Problem with reading a HDF5 mesh on multiple compute nodes


540
views
0
8 months ago by
SQ  
Dear Community,

When I try to read a HDF5 mesh in Fenics on multiple compute nodes via MPI I run into some problems. To read the mesh I use the following code:

# Read the mesh file
mesh = Mesh()
hdf = HDF5File(mpi_comm_world(), mesh_file, "r")
hdf.read(mesh, "/mesh", False)
info_green('Reading mesh... DONE')
info_green('Reading markers...')
subdomains = CellFunction("size_t", mesh)
hdf.read(subdomains, "/subdomains")
boundaries = FacetFunction("size_t", mesh)
hdf.read(boundaries, "/boundaries")
info_green('Reading markers... DONE')
bmesh = BoundaryMesh(mesh, "exterior")​


Typically the error reads something like:
17]PETSC ERROR: ------------------------------------------------------------------------
[17]PETSC ERROR: Caught signal number 11 SEGV: Segmentation Violation, probably memory access out of range
[17]PETSC ERROR: Try option -start_in_debugger or -on_error_attach_debugger
[17]PETSC ERROR: or see http://www.mcs.anl.gov/petsc/documentation/faq.html#valgrind
[17]PETSC ERROR: or try http://valgrind.org on GNU/linux and Apple Mac OS X to find memory corruption errors


Strange thing is, the problems only occur after the moment that the mesh itself has been read (So after "Reading mesh... DONE" and "READING markers..." have been displayed and at the moment that the boundaries and subdomains are being read). The problems are completely absent when I read the complete mesh with subdomains and boundaries on only one compute node. Furthermore, the problems do not always occur when i comment out
# hdf.read(subdomains, "/subdomains")​
Because commenting this line only solves the problem 50% of the time this is not really a solution, but when I get the code to work I see significant speedup of my code, so all other functionality of the code functions properly on multiple nodes. Does anybody know how I can resolve this problem?
○ ○ ○ ○ ○ ○ ○
**TASKS:**
A: Retype the forum post about reading an HDF5 mesh on multiple compute nodes in full, with no changes.
B: Echo the part of the listing that starts at its first line and ends with the line containing "y-tick-label: 5000: [43, 138, 70, 152]". Include both of those lines and nothing else.

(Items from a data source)
○ ○ ○ ○ ○ ○ ○
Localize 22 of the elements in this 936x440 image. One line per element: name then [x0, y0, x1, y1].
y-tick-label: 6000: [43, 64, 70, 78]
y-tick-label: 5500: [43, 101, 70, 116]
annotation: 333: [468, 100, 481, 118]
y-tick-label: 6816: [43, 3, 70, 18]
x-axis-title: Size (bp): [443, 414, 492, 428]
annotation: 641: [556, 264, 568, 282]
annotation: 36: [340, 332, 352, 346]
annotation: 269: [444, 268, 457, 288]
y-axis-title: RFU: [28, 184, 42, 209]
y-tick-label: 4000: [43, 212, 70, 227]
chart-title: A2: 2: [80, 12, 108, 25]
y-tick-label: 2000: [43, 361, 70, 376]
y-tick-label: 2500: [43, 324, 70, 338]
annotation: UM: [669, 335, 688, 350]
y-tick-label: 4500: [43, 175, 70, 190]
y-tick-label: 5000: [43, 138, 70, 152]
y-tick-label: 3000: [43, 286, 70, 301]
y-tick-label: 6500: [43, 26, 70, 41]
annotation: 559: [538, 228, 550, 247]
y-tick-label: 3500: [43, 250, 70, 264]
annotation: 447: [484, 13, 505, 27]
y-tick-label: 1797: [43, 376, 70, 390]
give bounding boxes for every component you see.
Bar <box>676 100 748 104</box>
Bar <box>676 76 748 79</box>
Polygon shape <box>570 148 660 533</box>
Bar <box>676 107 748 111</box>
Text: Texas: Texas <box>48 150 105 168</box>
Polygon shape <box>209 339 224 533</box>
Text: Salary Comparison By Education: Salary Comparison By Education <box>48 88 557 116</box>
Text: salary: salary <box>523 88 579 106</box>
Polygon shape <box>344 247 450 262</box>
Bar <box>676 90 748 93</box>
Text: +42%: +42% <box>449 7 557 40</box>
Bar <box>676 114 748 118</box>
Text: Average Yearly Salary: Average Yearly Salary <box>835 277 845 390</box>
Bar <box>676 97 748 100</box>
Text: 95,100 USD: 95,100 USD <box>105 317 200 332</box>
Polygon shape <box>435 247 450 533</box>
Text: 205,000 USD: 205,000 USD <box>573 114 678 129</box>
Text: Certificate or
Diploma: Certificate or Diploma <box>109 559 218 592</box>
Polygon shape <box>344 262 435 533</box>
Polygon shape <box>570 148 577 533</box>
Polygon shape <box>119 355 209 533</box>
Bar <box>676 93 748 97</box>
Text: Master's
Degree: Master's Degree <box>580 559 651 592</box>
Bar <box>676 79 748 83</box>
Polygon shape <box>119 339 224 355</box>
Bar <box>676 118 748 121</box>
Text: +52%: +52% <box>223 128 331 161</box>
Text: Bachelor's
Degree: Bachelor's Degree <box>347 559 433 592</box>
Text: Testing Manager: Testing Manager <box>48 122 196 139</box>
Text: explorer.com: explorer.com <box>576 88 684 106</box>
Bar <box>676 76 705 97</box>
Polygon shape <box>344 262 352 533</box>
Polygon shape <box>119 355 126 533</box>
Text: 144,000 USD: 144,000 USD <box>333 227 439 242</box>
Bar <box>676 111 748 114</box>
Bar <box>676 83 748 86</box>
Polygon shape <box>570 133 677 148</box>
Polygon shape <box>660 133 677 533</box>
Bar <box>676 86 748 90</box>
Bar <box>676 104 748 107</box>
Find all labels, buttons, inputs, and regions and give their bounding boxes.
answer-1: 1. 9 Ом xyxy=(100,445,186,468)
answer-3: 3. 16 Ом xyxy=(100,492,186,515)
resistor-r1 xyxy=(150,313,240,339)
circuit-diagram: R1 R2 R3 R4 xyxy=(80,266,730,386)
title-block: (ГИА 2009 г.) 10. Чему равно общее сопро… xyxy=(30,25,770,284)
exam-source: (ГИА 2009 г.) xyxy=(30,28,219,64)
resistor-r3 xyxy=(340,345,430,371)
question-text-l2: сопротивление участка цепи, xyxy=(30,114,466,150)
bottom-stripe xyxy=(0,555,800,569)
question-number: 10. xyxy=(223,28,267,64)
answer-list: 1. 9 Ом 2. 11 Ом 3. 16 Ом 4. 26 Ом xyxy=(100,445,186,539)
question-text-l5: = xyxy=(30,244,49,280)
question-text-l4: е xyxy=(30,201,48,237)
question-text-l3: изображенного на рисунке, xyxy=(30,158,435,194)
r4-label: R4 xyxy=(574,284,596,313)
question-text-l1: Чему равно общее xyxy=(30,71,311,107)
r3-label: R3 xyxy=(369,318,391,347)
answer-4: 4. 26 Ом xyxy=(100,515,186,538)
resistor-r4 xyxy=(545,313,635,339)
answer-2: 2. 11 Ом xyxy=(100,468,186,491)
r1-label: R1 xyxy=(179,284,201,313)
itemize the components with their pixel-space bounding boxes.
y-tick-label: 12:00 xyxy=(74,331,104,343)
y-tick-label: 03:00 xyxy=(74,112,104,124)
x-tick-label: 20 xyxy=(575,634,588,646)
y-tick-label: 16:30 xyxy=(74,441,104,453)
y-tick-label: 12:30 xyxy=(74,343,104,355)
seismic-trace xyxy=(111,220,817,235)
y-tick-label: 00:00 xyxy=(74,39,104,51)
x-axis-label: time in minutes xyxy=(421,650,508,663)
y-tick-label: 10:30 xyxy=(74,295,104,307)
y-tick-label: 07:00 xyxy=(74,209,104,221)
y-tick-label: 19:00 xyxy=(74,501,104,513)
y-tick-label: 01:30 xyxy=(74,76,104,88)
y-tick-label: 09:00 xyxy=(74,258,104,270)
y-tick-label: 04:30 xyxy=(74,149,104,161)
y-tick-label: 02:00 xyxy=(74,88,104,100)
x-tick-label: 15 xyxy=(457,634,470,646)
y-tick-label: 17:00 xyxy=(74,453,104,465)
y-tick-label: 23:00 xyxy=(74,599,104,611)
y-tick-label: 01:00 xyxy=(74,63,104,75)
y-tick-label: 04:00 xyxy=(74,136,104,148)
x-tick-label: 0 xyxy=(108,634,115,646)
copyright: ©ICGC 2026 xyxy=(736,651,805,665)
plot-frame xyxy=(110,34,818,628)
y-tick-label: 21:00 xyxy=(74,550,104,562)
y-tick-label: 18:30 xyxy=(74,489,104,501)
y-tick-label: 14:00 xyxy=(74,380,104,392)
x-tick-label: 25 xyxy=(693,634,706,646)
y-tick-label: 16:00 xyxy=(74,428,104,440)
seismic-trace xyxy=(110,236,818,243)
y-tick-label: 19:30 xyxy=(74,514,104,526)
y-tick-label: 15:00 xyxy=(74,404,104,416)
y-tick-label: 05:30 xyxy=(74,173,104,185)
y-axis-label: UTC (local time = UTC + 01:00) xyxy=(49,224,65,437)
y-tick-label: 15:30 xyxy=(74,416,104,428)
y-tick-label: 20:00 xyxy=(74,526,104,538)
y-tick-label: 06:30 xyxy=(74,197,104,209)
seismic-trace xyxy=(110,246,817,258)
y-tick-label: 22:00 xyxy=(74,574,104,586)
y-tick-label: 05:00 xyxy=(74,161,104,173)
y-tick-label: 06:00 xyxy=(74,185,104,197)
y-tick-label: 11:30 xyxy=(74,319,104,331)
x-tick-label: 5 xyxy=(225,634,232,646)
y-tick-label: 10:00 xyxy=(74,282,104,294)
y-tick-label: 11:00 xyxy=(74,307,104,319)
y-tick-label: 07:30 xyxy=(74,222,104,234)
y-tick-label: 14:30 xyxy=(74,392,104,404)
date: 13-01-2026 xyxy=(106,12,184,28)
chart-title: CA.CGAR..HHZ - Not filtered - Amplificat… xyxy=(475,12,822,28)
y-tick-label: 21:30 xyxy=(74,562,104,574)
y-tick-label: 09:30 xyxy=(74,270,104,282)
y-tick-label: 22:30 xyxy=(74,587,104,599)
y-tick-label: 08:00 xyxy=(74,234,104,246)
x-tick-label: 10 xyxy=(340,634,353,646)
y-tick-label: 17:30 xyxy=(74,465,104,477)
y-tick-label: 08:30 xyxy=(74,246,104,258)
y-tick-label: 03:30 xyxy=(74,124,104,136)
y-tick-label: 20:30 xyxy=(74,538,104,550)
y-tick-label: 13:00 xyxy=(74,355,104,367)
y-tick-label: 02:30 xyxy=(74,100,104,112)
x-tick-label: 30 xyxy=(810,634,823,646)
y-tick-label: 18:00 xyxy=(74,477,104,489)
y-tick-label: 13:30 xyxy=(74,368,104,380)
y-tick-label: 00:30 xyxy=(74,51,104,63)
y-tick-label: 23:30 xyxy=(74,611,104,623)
○ ○ ○ ○ ○ ○ ○
**TASK RESULTS:**
A:
Problem with reading a HDF5 mesh on multiple compute nodes


540
views
0
8 months ago by
SQ  
Dear Community,

When I try to read a HDF5 mesh in Fenics on multiple compute nodes via MPI I run into some problems. To read the mesh I use the following code:

# Read the mesh file
mesh = Mesh()
hdf = HDF5File(mpi_comm_world(), mesh_file, "r")
hdf.read(mesh, "/mesh", False)
info_green('Reading mesh... DONE')
info_green('Reading markers...')
subdomains = CellFunction("size_t", mesh)
hdf.read(subdomains, "/subdomains")
boundaries = FacetFunction("size_t", mesh)
hdf.read(boundaries, "/boundaries")
info_green('Reading markers... DONE')
bmesh = BoundaryMesh(mesh, "exterior")​


Typically the error reads something like:
17]PETSC ERROR: ------------------------------------------------------------------------
[17]PETSC ERROR: Caught signal number 11 SEGV: Segmentation Violation, probably memory access out of range
[17]PETSC ERROR: Try option -start_in_debugger or -on_error_attach_debugger
[17]PETSC ERROR: or see http://www.mcs.anl.gov/petsc/documentation/faq.html#valgrind
[17]PETSC ERROR: or try http://valgrind.org on GNU/linux and Apple Mac OS X to find memory corruption errors


Strange thing is, the problems only occur after the moment that the mesh itself has been read (So after "Reading mesh... DONE" and "READING markers..." have been displayed and at the moment that the boundaries and subdomains are being read). The problems are completely absent when I read the complete mesh with subdomains and boundaries on only one compute node. Furthermore, the problems do not always occur when i comment out
# hdf.read(subdomains, "/subdomains")​
Because commenting this line only solves the problem 50% of the time this is not really a solution, but when I get the code to work I see significant speedup of my code, so all other functionality of the code functions properly on multiple nodes. Does anybody know how I can resolve this problem?

B:
Localize 22 of the elements in this 936x440 image. One line per element: name then [x0, y0, x1, y1].
y-tick-label: 6000: [43, 64, 70, 78]
y-tick-label: 5500: [43, 101, 70, 116]
annotation: 333: [468, 100, 481, 118]
y-tick-label: 6816: [43, 3, 70, 18]
x-axis-title: Size (bp): [443, 414, 492, 428]
annotation: 641: [556, 264, 568, 282]
annotation: 36: [340, 332, 352, 346]
annotation: 269: [444, 268, 457, 288]
y-axis-title: RFU: [28, 184, 42, 209]
y-tick-label: 4000: [43, 212, 70, 227]
chart-title: A2: 2: [80, 12, 108, 25]
y-tick-label: 2000: [43, 361, 70, 376]
y-tick-label: 2500: [43, 324, 70, 338]
annotation: UM: [669, 335, 688, 350]
y-tick-label: 4500: [43, 175, 70, 190]
y-tick-label: 5000: [43, 138, 70, 152]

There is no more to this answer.